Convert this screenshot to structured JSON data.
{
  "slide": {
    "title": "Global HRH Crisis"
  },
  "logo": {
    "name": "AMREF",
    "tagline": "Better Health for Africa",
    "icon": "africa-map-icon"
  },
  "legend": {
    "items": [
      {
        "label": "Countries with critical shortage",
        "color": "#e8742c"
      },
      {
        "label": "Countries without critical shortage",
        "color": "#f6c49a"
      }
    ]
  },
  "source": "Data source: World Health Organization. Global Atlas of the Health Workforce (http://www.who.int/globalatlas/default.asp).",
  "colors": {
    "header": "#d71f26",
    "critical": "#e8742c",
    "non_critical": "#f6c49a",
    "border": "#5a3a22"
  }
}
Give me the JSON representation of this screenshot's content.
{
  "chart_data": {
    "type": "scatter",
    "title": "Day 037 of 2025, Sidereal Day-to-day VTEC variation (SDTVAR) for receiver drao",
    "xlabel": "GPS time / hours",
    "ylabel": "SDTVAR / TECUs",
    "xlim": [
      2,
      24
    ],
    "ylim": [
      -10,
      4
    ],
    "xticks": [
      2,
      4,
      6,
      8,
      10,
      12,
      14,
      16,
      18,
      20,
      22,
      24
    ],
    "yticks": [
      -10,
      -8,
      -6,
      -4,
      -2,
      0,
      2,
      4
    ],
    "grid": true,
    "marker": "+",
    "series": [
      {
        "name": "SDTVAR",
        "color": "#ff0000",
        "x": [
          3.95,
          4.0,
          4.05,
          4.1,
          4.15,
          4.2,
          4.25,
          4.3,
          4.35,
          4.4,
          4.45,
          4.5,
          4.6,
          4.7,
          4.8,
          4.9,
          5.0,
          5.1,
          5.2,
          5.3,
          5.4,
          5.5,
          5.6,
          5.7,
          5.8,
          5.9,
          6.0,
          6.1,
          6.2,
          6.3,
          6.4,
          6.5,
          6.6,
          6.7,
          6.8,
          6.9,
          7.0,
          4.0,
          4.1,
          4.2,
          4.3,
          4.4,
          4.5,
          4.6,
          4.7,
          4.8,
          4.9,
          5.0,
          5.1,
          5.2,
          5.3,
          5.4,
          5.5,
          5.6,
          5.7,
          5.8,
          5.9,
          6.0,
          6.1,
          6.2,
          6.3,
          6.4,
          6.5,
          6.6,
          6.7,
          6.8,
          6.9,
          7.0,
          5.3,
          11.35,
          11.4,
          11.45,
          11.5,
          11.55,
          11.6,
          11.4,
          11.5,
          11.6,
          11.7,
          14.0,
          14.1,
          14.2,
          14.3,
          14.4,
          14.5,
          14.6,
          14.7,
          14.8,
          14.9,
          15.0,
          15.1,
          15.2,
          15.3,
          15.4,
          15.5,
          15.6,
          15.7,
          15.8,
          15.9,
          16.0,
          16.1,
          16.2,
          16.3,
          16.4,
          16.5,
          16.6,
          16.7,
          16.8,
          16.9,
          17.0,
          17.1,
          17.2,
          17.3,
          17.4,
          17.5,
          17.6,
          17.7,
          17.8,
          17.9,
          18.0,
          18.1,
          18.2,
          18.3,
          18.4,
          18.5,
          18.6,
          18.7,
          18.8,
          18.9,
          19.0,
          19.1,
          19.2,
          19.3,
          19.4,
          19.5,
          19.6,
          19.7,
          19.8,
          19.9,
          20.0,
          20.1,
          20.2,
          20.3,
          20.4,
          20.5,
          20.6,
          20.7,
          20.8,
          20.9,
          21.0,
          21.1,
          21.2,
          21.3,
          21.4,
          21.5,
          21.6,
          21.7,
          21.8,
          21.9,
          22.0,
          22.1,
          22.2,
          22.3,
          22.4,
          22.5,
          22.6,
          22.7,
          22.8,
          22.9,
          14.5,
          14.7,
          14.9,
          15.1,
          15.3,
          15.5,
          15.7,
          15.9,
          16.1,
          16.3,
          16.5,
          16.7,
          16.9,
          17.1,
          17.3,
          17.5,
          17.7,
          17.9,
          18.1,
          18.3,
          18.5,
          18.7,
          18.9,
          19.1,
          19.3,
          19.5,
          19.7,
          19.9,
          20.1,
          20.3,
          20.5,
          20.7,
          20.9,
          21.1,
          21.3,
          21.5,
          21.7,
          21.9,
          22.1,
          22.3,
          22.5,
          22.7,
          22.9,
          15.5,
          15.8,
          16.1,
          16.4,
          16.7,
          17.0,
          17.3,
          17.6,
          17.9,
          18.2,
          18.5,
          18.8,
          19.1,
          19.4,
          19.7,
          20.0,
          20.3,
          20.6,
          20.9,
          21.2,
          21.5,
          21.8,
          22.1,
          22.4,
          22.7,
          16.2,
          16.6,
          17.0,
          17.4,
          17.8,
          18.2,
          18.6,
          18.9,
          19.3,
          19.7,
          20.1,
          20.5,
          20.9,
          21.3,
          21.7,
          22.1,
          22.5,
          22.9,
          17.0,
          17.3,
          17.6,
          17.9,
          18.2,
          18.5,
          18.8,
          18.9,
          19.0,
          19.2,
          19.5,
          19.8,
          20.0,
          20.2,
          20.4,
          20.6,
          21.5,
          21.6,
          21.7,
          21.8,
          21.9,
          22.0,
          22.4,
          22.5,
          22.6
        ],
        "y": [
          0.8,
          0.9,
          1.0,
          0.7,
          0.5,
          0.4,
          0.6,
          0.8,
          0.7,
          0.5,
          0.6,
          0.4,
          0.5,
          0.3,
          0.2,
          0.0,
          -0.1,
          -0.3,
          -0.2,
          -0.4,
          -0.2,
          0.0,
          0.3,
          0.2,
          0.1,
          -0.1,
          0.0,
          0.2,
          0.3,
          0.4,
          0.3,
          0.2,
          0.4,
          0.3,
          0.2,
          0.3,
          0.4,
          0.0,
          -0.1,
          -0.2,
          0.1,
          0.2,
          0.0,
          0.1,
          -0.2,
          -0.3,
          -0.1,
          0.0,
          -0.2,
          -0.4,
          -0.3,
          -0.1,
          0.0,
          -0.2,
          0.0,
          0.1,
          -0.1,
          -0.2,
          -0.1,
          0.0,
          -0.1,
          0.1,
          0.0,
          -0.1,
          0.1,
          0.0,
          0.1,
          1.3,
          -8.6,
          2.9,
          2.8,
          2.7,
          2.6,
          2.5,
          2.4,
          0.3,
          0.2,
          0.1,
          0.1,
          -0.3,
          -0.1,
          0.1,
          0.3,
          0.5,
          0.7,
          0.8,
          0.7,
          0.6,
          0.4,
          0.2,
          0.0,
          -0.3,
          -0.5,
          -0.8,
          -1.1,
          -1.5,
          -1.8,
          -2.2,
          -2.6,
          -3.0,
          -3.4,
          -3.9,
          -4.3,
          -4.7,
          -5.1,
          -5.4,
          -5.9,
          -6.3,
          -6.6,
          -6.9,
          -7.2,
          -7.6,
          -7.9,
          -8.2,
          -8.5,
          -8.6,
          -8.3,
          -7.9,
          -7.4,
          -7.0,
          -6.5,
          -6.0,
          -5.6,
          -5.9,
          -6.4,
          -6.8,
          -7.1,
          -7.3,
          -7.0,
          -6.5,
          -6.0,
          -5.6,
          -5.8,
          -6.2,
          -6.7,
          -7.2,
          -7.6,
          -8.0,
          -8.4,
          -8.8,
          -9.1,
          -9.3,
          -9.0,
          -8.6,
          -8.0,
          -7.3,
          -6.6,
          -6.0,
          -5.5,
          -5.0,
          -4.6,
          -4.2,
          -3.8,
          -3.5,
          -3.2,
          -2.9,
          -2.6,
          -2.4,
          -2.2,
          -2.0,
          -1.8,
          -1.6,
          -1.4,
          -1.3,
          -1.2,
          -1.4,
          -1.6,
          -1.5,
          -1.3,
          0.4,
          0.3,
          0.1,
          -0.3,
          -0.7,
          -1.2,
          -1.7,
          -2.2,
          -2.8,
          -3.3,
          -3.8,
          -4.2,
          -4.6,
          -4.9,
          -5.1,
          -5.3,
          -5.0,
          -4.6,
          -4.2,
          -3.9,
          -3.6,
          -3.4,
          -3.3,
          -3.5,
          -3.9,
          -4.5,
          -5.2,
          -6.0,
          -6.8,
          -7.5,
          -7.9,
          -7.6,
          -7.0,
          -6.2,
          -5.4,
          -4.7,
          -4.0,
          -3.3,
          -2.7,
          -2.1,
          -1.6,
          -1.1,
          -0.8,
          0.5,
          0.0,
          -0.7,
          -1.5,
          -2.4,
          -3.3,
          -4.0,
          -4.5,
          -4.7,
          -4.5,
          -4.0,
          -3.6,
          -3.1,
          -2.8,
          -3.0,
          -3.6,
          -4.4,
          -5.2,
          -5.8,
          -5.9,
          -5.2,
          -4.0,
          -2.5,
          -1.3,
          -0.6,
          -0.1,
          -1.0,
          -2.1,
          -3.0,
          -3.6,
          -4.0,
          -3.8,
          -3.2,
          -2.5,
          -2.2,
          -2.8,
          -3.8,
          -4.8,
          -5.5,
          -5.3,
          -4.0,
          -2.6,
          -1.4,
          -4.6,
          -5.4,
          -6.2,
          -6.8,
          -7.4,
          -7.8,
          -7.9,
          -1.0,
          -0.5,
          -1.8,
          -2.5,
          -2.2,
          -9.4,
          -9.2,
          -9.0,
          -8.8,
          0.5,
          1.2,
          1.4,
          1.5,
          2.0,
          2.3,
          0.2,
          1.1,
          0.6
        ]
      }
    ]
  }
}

┄┄┄┄┄┄┄┄┄┄┄┄┄┄┄┄┄┄┄┄

WHAT IS NEEDED: Copy every line of the records above that holds the word "Health".

THE COMPLETED TASK:
    "tagline": "Better Health for Africa",
  "source": "Data source: World Health Organization. Global Atlas of the Health Workforce (http://www.who.int/globalatlas/default.asp).",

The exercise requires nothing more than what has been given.